→ EXERCISE: Output every entry exactly as written, skipping any pictures.

Stored items from a collection

________________________

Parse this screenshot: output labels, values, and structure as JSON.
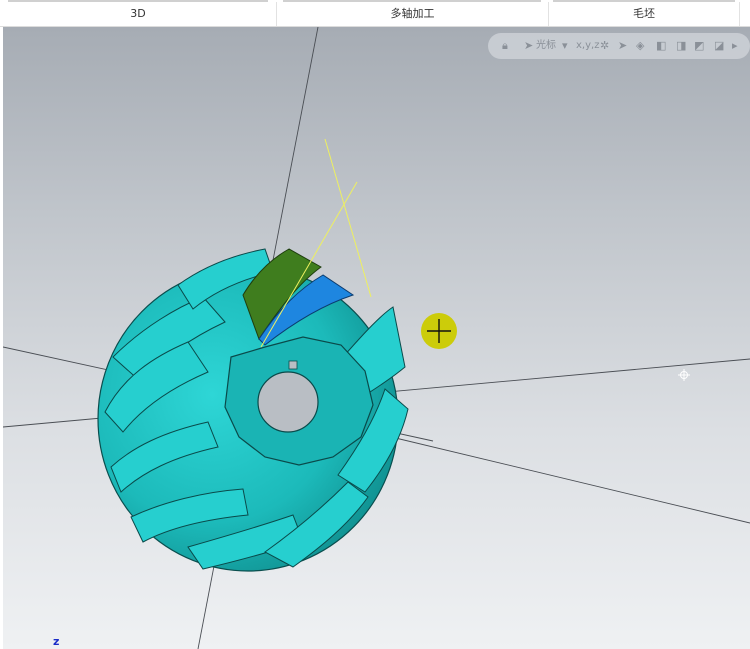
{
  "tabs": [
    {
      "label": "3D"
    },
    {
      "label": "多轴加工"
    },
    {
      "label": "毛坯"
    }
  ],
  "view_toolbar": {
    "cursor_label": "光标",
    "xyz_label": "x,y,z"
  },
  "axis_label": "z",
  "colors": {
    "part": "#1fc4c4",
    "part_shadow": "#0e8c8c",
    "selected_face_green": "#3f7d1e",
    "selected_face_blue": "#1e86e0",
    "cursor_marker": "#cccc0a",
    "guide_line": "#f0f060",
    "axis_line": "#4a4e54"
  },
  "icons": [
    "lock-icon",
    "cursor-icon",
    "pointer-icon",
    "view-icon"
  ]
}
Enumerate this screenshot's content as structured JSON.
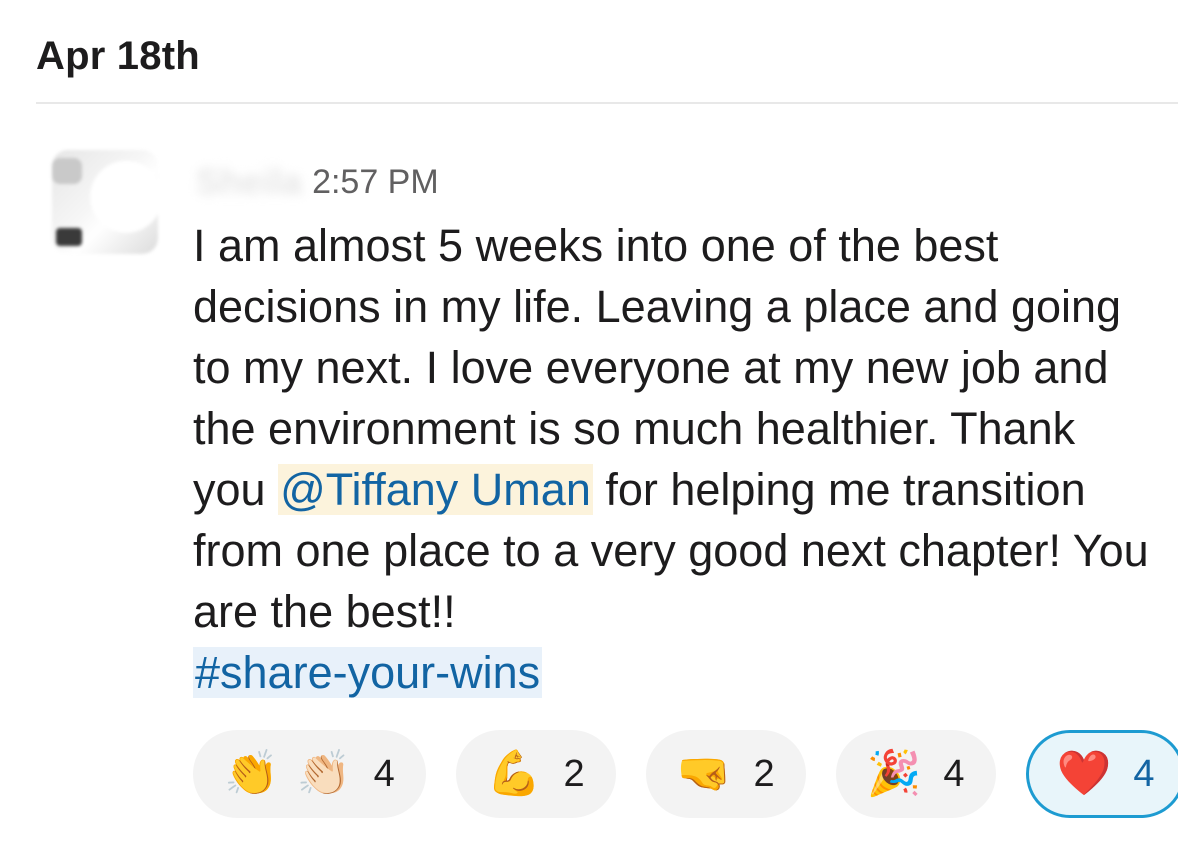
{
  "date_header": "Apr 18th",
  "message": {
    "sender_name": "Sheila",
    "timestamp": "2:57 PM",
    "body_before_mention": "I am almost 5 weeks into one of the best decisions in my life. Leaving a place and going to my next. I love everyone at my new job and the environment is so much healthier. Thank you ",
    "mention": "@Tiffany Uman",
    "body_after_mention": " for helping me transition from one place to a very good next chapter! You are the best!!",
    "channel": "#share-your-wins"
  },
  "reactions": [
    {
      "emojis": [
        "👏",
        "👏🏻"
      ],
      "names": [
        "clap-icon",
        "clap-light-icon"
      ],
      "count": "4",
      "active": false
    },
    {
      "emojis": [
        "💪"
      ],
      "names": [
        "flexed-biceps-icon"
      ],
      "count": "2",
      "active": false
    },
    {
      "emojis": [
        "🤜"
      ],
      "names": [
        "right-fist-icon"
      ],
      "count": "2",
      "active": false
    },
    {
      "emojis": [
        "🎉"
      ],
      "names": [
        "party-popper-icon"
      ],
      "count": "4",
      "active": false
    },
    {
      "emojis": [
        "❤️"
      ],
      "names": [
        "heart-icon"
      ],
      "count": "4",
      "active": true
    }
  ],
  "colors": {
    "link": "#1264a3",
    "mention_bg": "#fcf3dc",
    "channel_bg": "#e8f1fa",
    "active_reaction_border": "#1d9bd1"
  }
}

________________________

→ FINAL ANSWER:
Parse this screenshot: output labels, values, and structure as JSON.
{
  "tabs": [
    {
      "label": "3D"
    },
    {
      "label": "多轴加工"
    },
    {
      "label": "毛坯"
    }
  ],
  "view_toolbar": {
    "cursor_label": "光标",
    "xyz_label": "x,y,z"
  },
  "axis_label": "z",
  "colors": {
    "part": "#1fc4c4",
    "part_shadow": "#0e8c8c",
    "selected_face_green": "#3f7d1e",
    "selected_face_blue": "#1e86e0",
    "cursor_marker": "#cccc0a",
    "guide_line": "#f0f060",
    "axis_line": "#4a4e54"
  },
  "icons": [
    "lock-icon",
    "cursor-icon",
    "pointer-icon",
    "view-icon"
  ]
}
Enumerate this screenshot's content as structured JSON.
{
  "date_header": "Apr 18th",
  "message": {
    "sender_name": "Sheila",
    "timestamp": "2:57 PM",
    "body_before_mention": "I am almost 5 weeks into one of the best decisions in my life. Leaving a place and going to my next. I love everyone at my new job and the environment is so much healthier. Thank you ",
    "mention": "@Tiffany Uman",
    "body_after_mention": " for helping me transition from one place to a very good next chapter! You are the best!!",
    "channel": "#share-your-wins"
  },
  "reactions": [
    {
      "emojis": [
        "👏",
        "👏🏻"
      ],
      "names": [
        "clap-icon",
        "clap-light-icon"
      ],
      "count": "4",
      "active": false
    },
    {
      "emojis": [
        "💪"
      ],
      "names": [
        "flexed-biceps-icon"
      ],
      "count": "2",
      "active": false
    },
    {
      "emojis": [
        "🤜"
      ],
      "names": [
        "right-fist-icon"
      ],
      "count": "2",
      "active": false
    },
    {
      "emojis": [
        "🎉"
      ],
      "names": [
        "party-popper-icon"
      ],
      "count": "4",
      "active": false
    },
    {
      "emojis": [
        "❤️"
      ],
      "names": [
        "heart-icon"
      ],
      "count": "4",
      "active": true
    }
  ],
  "colors": {
    "link": "#1264a3",
    "mention_bg": "#fcf3dc",
    "channel_bg": "#e8f1fa",
    "active_reaction_border": "#1d9bd1"
  }
}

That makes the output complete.